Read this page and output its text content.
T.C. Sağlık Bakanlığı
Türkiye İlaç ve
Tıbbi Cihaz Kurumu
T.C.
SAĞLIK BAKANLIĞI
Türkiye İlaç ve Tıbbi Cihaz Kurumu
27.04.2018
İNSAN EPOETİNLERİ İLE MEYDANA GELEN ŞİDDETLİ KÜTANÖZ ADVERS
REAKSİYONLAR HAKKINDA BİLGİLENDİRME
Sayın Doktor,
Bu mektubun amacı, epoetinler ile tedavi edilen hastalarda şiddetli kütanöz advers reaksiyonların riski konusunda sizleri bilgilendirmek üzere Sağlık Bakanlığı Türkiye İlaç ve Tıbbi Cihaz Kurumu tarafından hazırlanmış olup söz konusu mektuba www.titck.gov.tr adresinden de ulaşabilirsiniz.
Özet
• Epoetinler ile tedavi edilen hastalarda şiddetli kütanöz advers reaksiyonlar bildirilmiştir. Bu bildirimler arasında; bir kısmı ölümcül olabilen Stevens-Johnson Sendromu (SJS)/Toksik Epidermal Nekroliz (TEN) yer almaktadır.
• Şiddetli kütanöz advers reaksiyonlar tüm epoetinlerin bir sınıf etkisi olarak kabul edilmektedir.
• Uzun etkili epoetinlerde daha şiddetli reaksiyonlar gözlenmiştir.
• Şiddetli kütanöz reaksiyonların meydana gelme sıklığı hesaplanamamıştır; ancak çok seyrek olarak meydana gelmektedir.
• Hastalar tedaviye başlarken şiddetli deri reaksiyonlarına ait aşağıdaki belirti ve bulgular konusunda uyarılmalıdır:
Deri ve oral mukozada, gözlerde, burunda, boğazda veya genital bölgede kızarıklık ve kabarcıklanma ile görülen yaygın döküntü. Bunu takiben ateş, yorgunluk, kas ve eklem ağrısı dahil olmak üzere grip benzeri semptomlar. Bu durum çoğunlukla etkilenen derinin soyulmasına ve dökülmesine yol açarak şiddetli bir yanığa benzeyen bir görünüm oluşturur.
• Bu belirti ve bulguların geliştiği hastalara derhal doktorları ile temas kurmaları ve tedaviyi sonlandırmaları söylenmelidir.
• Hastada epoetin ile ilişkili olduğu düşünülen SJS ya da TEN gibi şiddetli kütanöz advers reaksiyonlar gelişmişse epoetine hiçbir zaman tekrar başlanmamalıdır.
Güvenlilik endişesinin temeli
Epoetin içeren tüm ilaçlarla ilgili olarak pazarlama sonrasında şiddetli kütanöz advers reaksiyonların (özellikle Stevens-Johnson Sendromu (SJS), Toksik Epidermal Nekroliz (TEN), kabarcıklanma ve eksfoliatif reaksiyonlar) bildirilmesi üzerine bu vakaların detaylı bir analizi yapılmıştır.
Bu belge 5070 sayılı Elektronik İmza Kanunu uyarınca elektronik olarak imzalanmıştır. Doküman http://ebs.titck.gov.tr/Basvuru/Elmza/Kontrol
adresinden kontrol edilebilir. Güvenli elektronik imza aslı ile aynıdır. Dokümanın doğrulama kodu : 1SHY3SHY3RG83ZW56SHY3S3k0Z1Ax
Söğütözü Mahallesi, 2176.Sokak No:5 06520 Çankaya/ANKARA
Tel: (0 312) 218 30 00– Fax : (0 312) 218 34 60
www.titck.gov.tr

To be done
Restate all of the entries exactly, please.

Output
Read this page and output its text content.
T.C. Sağlık Bakanlığı
Türkiye İlaç ve
Tıbbi Cihaz Kurumu
T.C.
SAĞLIK BAKANLIĞI
Türkiye İlaç ve Tıbbi Cihaz Kurumu
27.04.2018
İNSAN EPOETİNLERİ İLE MEYDANA GELEN ŞİDDETLİ KÜTANÖZ ADVERS
REAKSİYONLAR HAKKINDA BİLGİLENDİRME
Sayın Doktor,
Bu mektubun amacı, epoetinler ile tedavi edilen hastalarda şiddetli kütanöz advers reaksiyonların riski konusunda sizleri bilgilendirmek üzere Sağlık Bakanlığı Türkiye İlaç ve Tıbbi Cihaz Kurumu tarafından hazırlanmış olup söz konusu mektuba www.titck.gov.tr adresinden de ulaşabilirsiniz.
Özet
• Epoetinler ile tedavi edilen hastalarda şiddetli kütanöz advers reaksiyonlar bildirilmiştir. Bu bildirimler arasında; bir kısmı ölümcül olabilen Stevens-Johnson Sendromu (SJS)/Toksik Epidermal Nekroliz (TEN) yer almaktadır.
• Şiddetli kütanöz advers reaksiyonlar tüm epoetinlerin bir sınıf etkisi olarak kabul edilmektedir.
• Uzun etkili epoetinlerde daha şiddetli reaksiyonlar gözlenmiştir.
• Şiddetli kütanöz reaksiyonların meydana gelme sıklığı hesaplanamamıştır; ancak çok seyrek olarak meydana gelmektedir.
• Hastalar tedaviye başlarken şiddetli deri reaksiyonlarına ait aşağıdaki belirti ve bulgular konusunda uyarılmalıdır:
Deri ve oral mukozada, gözlerde, burunda, boğazda veya genital bölgede kızarıklık ve kabarcıklanma ile görülen yaygın döküntü. Bunu takiben ateş, yorgunluk, kas ve eklem ağrısı dahil olmak üzere grip benzeri semptomlar. Bu durum çoğunlukla etkilenen derinin soyulmasına ve dökülmesine yol açarak şiddetli bir yanığa benzeyen bir görünüm oluşturur.
• Bu belirti ve bulguların geliştiği hastalara derhal doktorları ile temas kurmaları ve tedaviyi sonlandırmaları söylenmelidir.
• Hastada epoetin ile ilişkili olduğu düşünülen SJS ya da TEN gibi şiddetli kütanöz advers reaksiyonlar gelişmişse epoetine hiçbir zaman tekrar başlanmamalıdır.
Güvenlilik endişesinin temeli
Epoetin içeren tüm ilaçlarla ilgili olarak pazarlama sonrasında şiddetli kütanöz advers reaksiyonların (özellikle Stevens-Johnson Sendromu (SJS), Toksik Epidermal Nekroliz (TEN), kabarcıklanma ve eksfoliatif reaksiyonlar) bildirilmesi üzerine bu vakaların detaylı bir analizi yapılmıştır.
Bu belge 5070 sayılı Elektronik İmza Kanunu uyarınca elektronik olarak imzalanmıştır. Doküman http://ebs.titck.gov.tr/Basvuru/Elmza/Kontrol
adresinden kontrol edilebilir. Güvenli elektronik imza aslı ile aynıdır. Dokümanın doğrulama kodu : 1SHY3SHY3RG83ZW56SHY3S3k0Z1Ax
Söğütözü Mahallesi, 2176.Sokak No:5 06520 Çankaya/ANKARA
Tel: (0 312) 218 30 00– Fax : (0 312) 218 34 60
www.titck.gov.tr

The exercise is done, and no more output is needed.